** begin **

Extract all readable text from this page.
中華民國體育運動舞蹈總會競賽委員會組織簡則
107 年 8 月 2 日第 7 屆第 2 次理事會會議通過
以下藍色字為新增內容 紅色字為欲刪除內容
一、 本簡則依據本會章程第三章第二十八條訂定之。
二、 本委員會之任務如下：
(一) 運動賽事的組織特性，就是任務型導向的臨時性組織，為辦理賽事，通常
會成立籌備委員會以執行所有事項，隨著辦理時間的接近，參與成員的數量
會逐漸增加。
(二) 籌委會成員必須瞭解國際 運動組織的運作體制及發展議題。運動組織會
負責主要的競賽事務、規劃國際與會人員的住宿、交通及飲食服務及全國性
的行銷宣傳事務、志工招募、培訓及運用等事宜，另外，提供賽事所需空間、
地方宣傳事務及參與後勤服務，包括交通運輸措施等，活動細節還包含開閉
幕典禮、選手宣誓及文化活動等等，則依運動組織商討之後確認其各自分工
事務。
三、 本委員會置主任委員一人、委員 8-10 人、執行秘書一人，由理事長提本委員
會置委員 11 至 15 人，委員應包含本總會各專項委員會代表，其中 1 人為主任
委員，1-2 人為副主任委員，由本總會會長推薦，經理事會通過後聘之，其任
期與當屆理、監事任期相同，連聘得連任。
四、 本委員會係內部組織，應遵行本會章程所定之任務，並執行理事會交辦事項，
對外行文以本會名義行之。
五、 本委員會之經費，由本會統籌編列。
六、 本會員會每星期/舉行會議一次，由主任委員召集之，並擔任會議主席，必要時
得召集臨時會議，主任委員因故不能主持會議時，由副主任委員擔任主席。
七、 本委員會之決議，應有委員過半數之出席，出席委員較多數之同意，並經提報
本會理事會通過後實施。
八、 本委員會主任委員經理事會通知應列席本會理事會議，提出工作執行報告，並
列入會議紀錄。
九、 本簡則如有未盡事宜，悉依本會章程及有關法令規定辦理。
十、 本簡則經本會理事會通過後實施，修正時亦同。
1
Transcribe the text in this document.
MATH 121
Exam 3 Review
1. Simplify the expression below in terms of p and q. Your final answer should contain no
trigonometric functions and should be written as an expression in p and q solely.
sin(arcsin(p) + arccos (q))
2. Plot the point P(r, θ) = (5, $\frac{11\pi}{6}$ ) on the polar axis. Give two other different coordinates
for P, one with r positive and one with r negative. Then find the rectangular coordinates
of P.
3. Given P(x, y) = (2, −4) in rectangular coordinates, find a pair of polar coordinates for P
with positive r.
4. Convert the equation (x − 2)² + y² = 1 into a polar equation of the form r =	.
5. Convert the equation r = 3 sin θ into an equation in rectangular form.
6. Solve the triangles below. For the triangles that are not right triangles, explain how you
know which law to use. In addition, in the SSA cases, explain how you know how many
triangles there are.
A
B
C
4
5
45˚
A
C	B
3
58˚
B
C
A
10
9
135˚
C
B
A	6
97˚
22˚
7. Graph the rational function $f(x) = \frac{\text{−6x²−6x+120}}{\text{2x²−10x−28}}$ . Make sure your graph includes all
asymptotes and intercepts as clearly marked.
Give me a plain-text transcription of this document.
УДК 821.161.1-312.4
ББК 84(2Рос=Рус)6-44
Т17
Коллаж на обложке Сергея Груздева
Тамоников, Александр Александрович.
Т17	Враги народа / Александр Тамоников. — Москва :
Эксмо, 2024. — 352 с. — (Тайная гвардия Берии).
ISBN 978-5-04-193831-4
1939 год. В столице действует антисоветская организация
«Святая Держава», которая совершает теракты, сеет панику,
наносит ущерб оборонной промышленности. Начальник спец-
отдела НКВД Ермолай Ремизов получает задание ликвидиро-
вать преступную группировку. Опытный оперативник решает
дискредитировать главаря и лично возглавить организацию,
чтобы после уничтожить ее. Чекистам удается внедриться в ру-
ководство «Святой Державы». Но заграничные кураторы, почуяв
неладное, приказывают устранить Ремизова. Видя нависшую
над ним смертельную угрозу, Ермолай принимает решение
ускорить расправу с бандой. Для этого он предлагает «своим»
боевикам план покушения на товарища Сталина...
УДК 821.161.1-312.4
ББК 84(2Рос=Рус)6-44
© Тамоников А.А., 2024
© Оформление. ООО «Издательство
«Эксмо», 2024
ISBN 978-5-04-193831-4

** end **

— What is expected —
Make an exact copy of all the data.

— Exercise output —
Extract all readable text from this page.
中華民國體育運動舞蹈總會競賽委員會組織簡則
107 年 8 月 2 日第 7 屆第 2 次理事會會議通過
以下藍色字為新增內容 紅色字為欲刪除內容
一、 本簡則依據本會章程第三章第二十八條訂定之。
二、 本委員會之任務如下：
(一) 運動賽事的組織特性，就是任務型導向的臨時性組織，為辦理賽事，通常
會成立籌備委員會以執行所有事項，隨著辦理時間的接近，參與成員的數量
會逐漸增加。
(二) 籌委會成員必須瞭解國際 運動組織的運作體制及發展議題。運動組織會
負責主要的競賽事務、規劃國際與會人員的住宿、交通及飲食服務及全國性
的行銷宣傳事務、志工招募、培訓及運用等事宜，另外，提供賽事所需空間、
地方宣傳事務及參與後勤服務，包括交通運輸措施等，活動細節還包含開閉
幕典禮、選手宣誓及文化活動等等，則依運動組織商討之後確認其各自分工
事務。
三、 本委員會置主任委員一人、委員 8-10 人、執行秘書一人，由理事長提本委員
會置委員 11 至 15 人，委員應包含本總會各專項委員會代表，其中 1 人為主任
委員，1-2 人為副主任委員，由本總會會長推薦，經理事會通過後聘之，其任
期與當屆理、監事任期相同，連聘得連任。
四、 本委員會係內部組織，應遵行本會章程所定之任務，並執行理事會交辦事項，
對外行文以本會名義行之。
五、 本委員會之經費，由本會統籌編列。
六、 本會員會每星期/舉行會議一次，由主任委員召集之，並擔任會議主席，必要時
得召集臨時會議，主任委員因故不能主持會議時，由副主任委員擔任主席。
七、 本委員會之決議，應有委員過半數之出席，出席委員較多數之同意，並經提報
本會理事會通過後實施。
八、 本委員會主任委員經理事會通知應列席本會理事會議，提出工作執行報告，並
列入會議紀錄。
九、 本簡則如有未盡事宜，悉依本會章程及有關法令規定辦理。
十、 本簡則經本會理事會通過後實施，修正時亦同。
1
Transcribe the text in this document.
MATH 121
Exam 3 Review
1. Simplify the expression below in terms of p and q. Your final answer should contain no
trigonometric functions and should be written as an expression in p and q solely.
sin(arcsin(p) + arccos (q))
2. Plot the point P(r, θ) = (5, $\frac{11\pi}{6}$ ) on the polar axis. Give two other different coordinates
for P, one with r positive and one with r negative. Then find the rectangular coordinates
of P.
3. Given P(x, y) = (2, −4) in rectangular coordinates, find a pair of polar coordinates for P
with positive r.
4. Convert the equation (x − 2)² + y² = 1 into a polar equation of the form r =	.
5. Convert the equation r = 3 sin θ into an equation in rectangular form.
6. Solve the triangles below. For the triangles that are not right triangles, explain how you
know which law to use. In addition, in the SSA cases, explain how you know how many
triangles there are.
A
B
C
4
5
45˚
A
C	B
3
58˚
B
C
A
10
9
135˚
C
B
A	6
97˚
22˚
7. Graph the rational function $f(x) = \frac{\text{−6x²−6x+120}}{\text{2x²−10x−28}}$ . Make sure your graph includes all
asymptotes and intercepts as clearly marked.
Give me a plain-text transcription of this document.
УДК 821.161.1-312.4
ББК 84(2Рос=Рус)6-44
Т17
Коллаж на обложке Сергея Груздева
Тамоников, Александр Александрович.
Т17	Враги народа / Александр Тамоников. — Москва :
Эксмо, 2024. — 352 с. — (Тайная гвардия Берии).
ISBN 978-5-04-193831-4
1939 год. В столице действует антисоветская организация
«Святая Держава», которая совершает теракты, сеет панику,
наносит ущерб оборонной промышленности. Начальник спец-
отдела НКВД Ермолай Ремизов получает задание ликвидиро-
вать преступную группировку. Опытный оперативник решает
дискредитировать главаря и лично возглавить организацию,
чтобы после уничтожить ее. Чекистам удается внедриться в ру-
ководство «Святой Державы». Но заграничные кураторы, почуяв
неладное, приказывают устранить Ремизова. Видя нависшую
над ним смертельную угрозу, Ермолай принимает решение
ускорить расправу с бандой. Для этого он предлагает «своим»
боевикам план покушения на товарища Сталина...
УДК 821.161.1-312.4
ББК 84(2Рос=Рус)6-44
© Тамоников А.А., 2024
© Оформление. ООО «Издательство
«Эксмо», 2024
ISBN 978-5-04-193831-4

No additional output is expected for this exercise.